▶ WHAT THE EXERCISE ASKS: Every record below should be written out exactly; pictures stay out.

▶ DATA LINES:

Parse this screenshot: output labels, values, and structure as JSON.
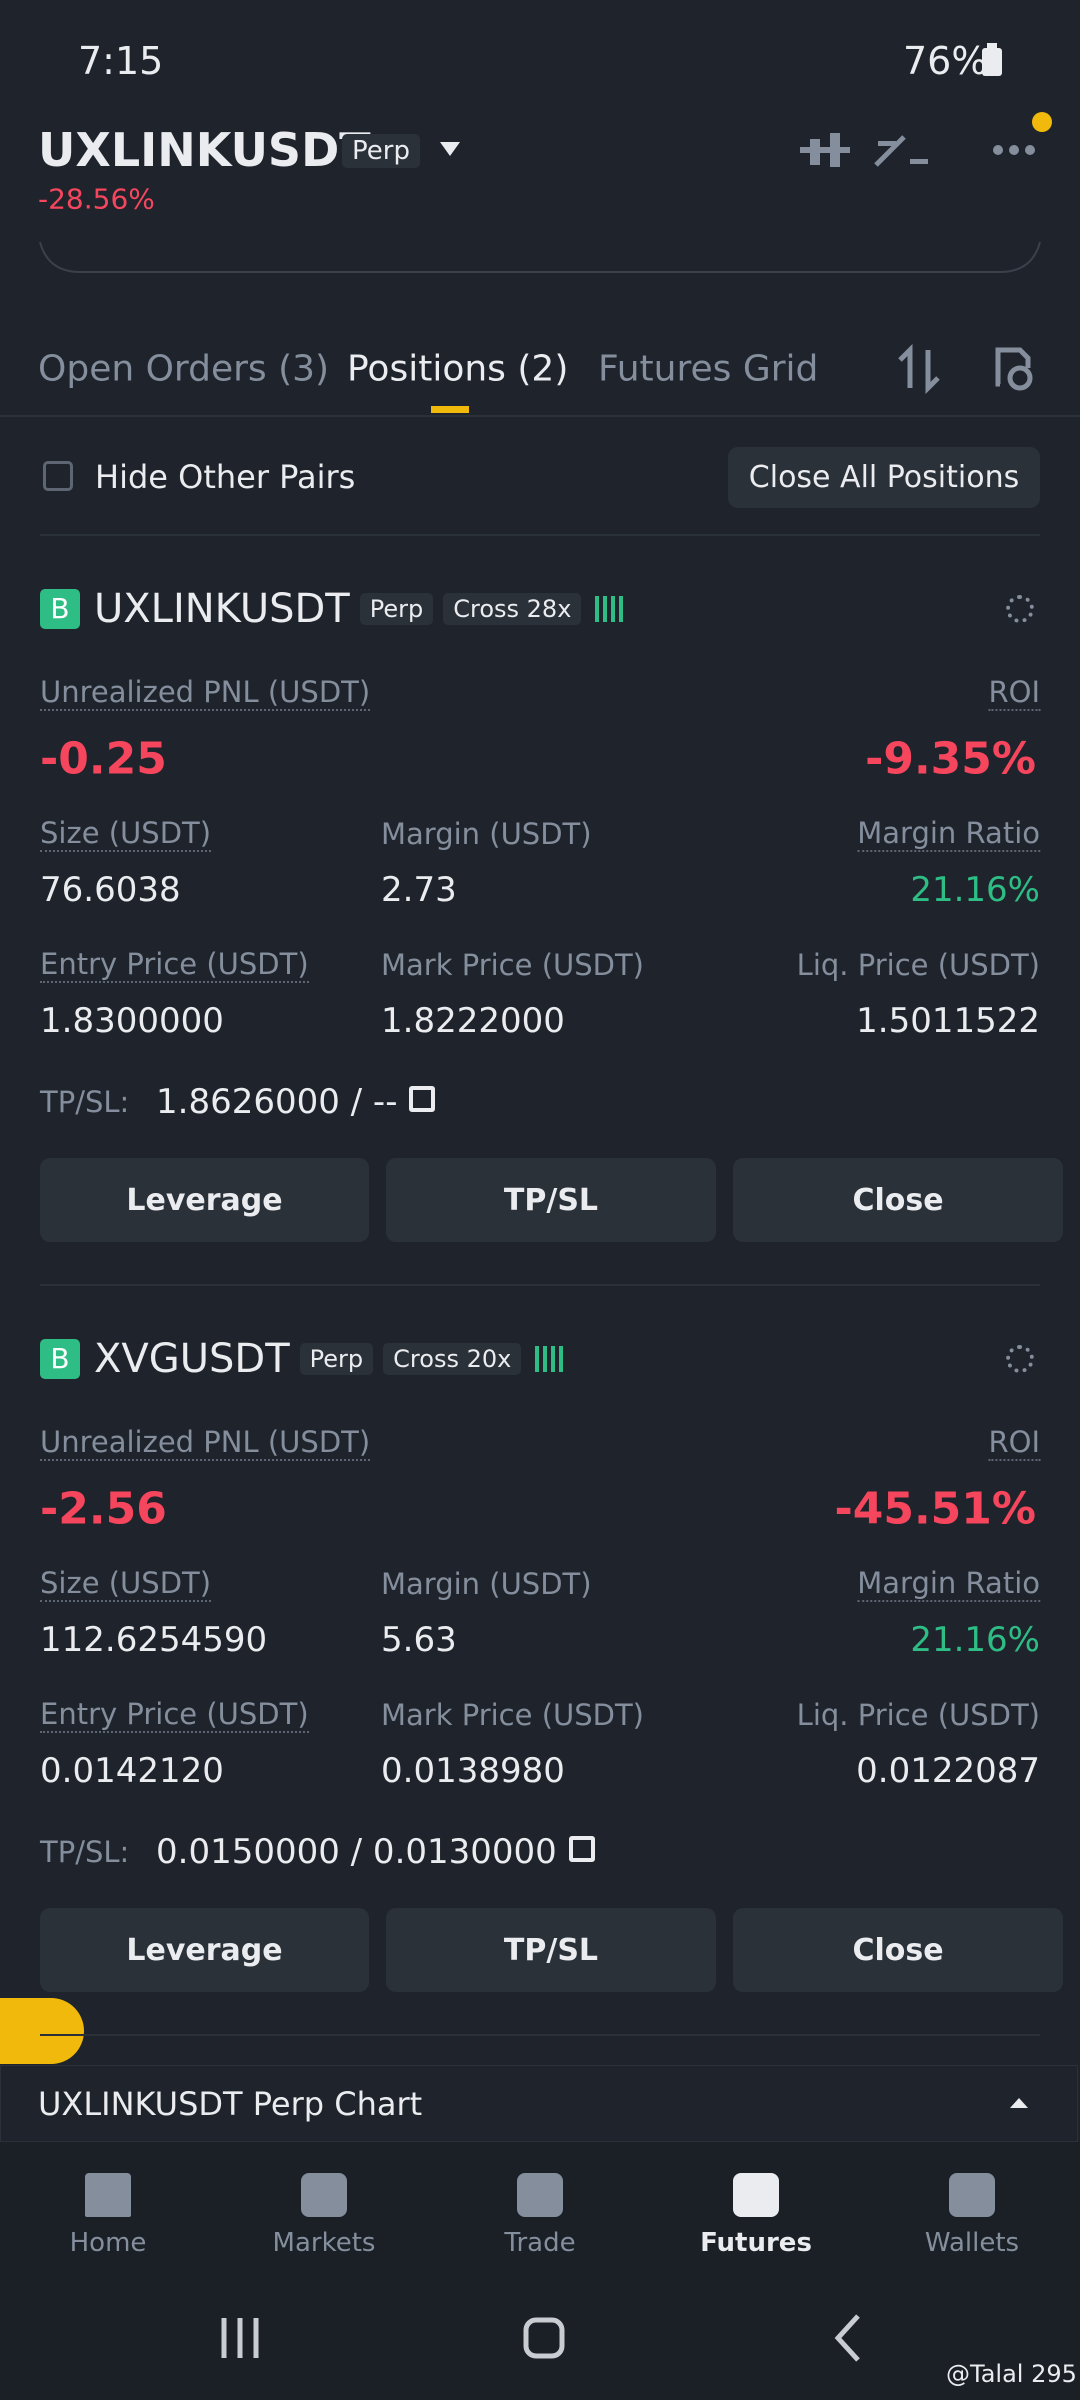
{
  "status_bar": {
    "time": "7:15",
    "battery": "76%"
  },
  "header": {
    "symbol": "UXLINKUSDT",
    "tag": "Perp",
    "change": "-28.56%"
  },
  "tabs": [
    "Open Orders (3)",
    "Positions (2)",
    "Futures Grid"
  ],
  "filter": {
    "hide_label": "Hide Other Pairs",
    "close_all": "Close All Positions"
  },
  "positions": [
    {
      "side": "B",
      "symbol": "UXLINKUSDT",
      "tag": "Perp",
      "margin_mode": "Cross 28x",
      "pnl_label": "Unrealized PNL (USDT)",
      "pnl": "-0.25",
      "roi_label": "ROI",
      "roi": "-9.35%",
      "size_label": "Size (USDT)",
      "size": "76.6038",
      "margin_label": "Margin (USDT)",
      "margin": "2.73",
      "ratio_label": "Margin Ratio",
      "ratio": "21.16%",
      "entry_label": "Entry Price (USDT)",
      "entry": "1.8300000",
      "mark_label": "Mark Price (USDT)",
      "mark": "1.8222000",
      "liq_label": "Liq. Price (USDT)",
      "liq": "1.5011522",
      "tpsl_label": "TP/SL:",
      "tpsl": "1.8626000 / --",
      "buttons": [
        "Leverage",
        "TP/SL",
        "Close"
      ]
    },
    {
      "side": "B",
      "symbol": "XVGUSDT",
      "tag": "Perp",
      "margin_mode": "Cross 20x",
      "pnl_label": "Unrealized PNL (USDT)",
      "pnl": "-2.56",
      "roi_label": "ROI",
      "roi": "-45.51%",
      "size_label": "Size (USDT)",
      "size": "112.6254590",
      "margin_label": "Margin (USDT)",
      "margin": "5.63",
      "ratio_label": "Margin Ratio",
      "ratio": "21.16%",
      "entry_label": "Entry Price (USDT)",
      "entry": "0.0142120",
      "mark_label": "Mark Price (USDT)",
      "mark": "0.0138980",
      "liq_label": "Liq. Price (USDT)",
      "liq": "0.0122087",
      "tpsl_label": "TP/SL:",
      "tpsl": "0.0150000 / 0.0130000",
      "buttons": [
        "Leverage",
        "TP/SL",
        "Close"
      ]
    }
  ],
  "chart_bar": "UXLINKUSDT Perp Chart",
  "nav": [
    "Home",
    "Markets",
    "Trade",
    "Futures",
    "Wallets"
  ],
  "watermark": "@Talal 295"
}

▶ TASK RESPONSE:
Parse this screenshot: output labels, values, and structure as JSON.
{
  "status_bar": {
    "time": "7:15",
    "battery": "76%"
  },
  "header": {
    "symbol": "UXLINKUSDT",
    "tag": "Perp",
    "change": "-28.56%"
  },
  "tabs": [
    "Open Orders (3)",
    "Positions (2)",
    "Futures Grid"
  ],
  "filter": {
    "hide_label": "Hide Other Pairs",
    "close_all": "Close All Positions"
  },
  "positions": [
    {
      "side": "B",
      "symbol": "UXLINKUSDT",
      "tag": "Perp",
      "margin_mode": "Cross 28x",
      "pnl_label": "Unrealized PNL (USDT)",
      "pnl": "-0.25",
      "roi_label": "ROI",
      "roi": "-9.35%",
      "size_label": "Size (USDT)",
      "size": "76.6038",
      "margin_label": "Margin (USDT)",
      "margin": "2.73",
      "ratio_label": "Margin Ratio",
      "ratio": "21.16%",
      "entry_label": "Entry Price (USDT)",
      "entry": "1.8300000",
      "mark_label": "Mark Price (USDT)",
      "mark": "1.8222000",
      "liq_label": "Liq. Price (USDT)",
      "liq": "1.5011522",
      "tpsl_label": "TP/SL:",
      "tpsl": "1.8626000 / --",
      "buttons": [
        "Leverage",
        "TP/SL",
        "Close"
      ]
    },
    {
      "side": "B",
      "symbol": "XVGUSDT",
      "tag": "Perp",
      "margin_mode": "Cross 20x",
      "pnl_label": "Unrealized PNL (USDT)",
      "pnl": "-2.56",
      "roi_label": "ROI",
      "roi": "-45.51%",
      "size_label": "Size (USDT)",
      "size": "112.6254590",
      "margin_label": "Margin (USDT)",
      "margin": "5.63",
      "ratio_label": "Margin Ratio",
      "ratio": "21.16%",
      "entry_label": "Entry Price (USDT)",
      "entry": "0.0142120",
      "mark_label": "Mark Price (USDT)",
      "mark": "0.0138980",
      "liq_label": "Liq. Price (USDT)",
      "liq": "0.0122087",
      "tpsl_label": "TP/SL:",
      "tpsl": "0.0150000 / 0.0130000",
      "buttons": [
        "Leverage",
        "TP/SL",
        "Close"
      ]
    }
  ],
  "chart_bar": "UXLINKUSDT Perp Chart",
  "nav": [
    "Home",
    "Markets",
    "Trade",
    "Futures",
    "Wallets"
  ],
  "watermark": "@Talal 295"
}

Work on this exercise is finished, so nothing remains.